◆ **Görevler**
**A)** “Neden geldim İstanbul’a?” başlıklı yazıya göre yazar kısa bir süre önce hangi görev değişikliğini yapmıştır?
**B)** “Neden geldim İstanbul’a?” başlıklı yazıdaki bir bölümü, “Bir yazı için” sözcüklerinin geçtiği yerden başlatıp “tanesinden burada bahsedeceğim.” sözcüklerinden sonra bitirerek aynen aktarınız.
**C)** Aşağıdaki ifadelerin “Neden geldim İstanbul’a?” başlıklı yazıyla uyuşup uyuşmadığını belirtiniz. Her biri için evet veya hayır deyip yazıdaki belirleyici sözcükleri aynen alıntılayınız.
(i) Yazar, çevresindeki kişilerin kararının yanlış olduğu yönündeki düşüncelerini paylaşmaktadır.
(ii) Gazetede bir yazı için ayrılan yer, bir açıdan kamusal bir alan olarak nitelendirilmektedir.
(iii) Yazar, kararını alırken yalnızca tek bir kriteri değerlendirmiştir.

Neden geldim İstanbul’a?

Ali Argun KARACABEY
Ali Argun KARACABEY VERİDEN BİLGİYE argunkaracabey@arel.edu.tr

Bir yazı için gazetede ayrılan yer bir açıdan kamusal bir alandır. Okuyucuları ilgilendiren konuların yer alması beklenir bu alanda. Bugün bu konuda bir değişiklik yaparak, tamamen kendime ait bir olaydan bahsetmek istiyorum. Çok kısa bir süre önce, kamu üniversitesindeki görevimden ayrılarak, bir vakıf üniversitesinde göreve başladım. Çevremdeki birçok kişi bazı özlük haklarımdan, bazıları üniversiter anlayışın vakıf üniversitelerindeki yansımalarını beğenmediğinden dolayı aldığım kararın yanlış olduğunu dillendirdi. Verdiğim karardan da anlayabileceğiniz gibi ben bu düşünceleri paylaşmıyorum. Bu kararı alırken değerlendirdiğim çok farklı kriterler olmakla birlikte, bir tanesinden burada bahsedeceğim.

◆ **Sağlanan Veriler**
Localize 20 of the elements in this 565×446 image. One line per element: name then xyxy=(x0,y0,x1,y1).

◆ **Görev Bazında Yanıtlar**
**A)** Kamu üniversitesindeki görevinden ayrılarak bir vakıf üniversitesinde göreve başlamıştır.

**B)**
Bir yazı için gazetede ayrılan yer bir açıdan kamusal bir alandır. Okuyucuları ilgilendiren konuların yer alması beklenir bu alanda. Bugün bu konuda bir değişiklik yaparak, tamamen kendime ait bir olaydan bahsetmek istiyorum. Çok kısa bir süre önce, kamu üniversitesindeki görevimden ayrılarak, bir vakıf üniversitesinde göreve başladım. Çevremdeki birçok kişi bazı özlük haklarımdan, bazıları üniversiter anlayışın vakıf üniversitelerindeki yansımalarını beğenmediğinden dolayı aldığım kararın yanlış olduğunu dillendirdi. Verdiğim karardan da anlayabileceğiniz gibi ben bu düşünceleri paylaşmıyorum. Bu kararı alırken değerlendirdiğim çok farklı kriterler olmakla birlikte, bir tanesinden burada bahsedeceğim.

**C)**
(i) Hayır: “ben bu düşünceleri paylaşmıyorum”
(ii) Evet: “Bir yazı için gazetede ayrılan yer bir açıdan kamusal bir alandır.”
(iii) Hayır: “değerlendirdiğim çok farklı kriterler olmakla birlikte”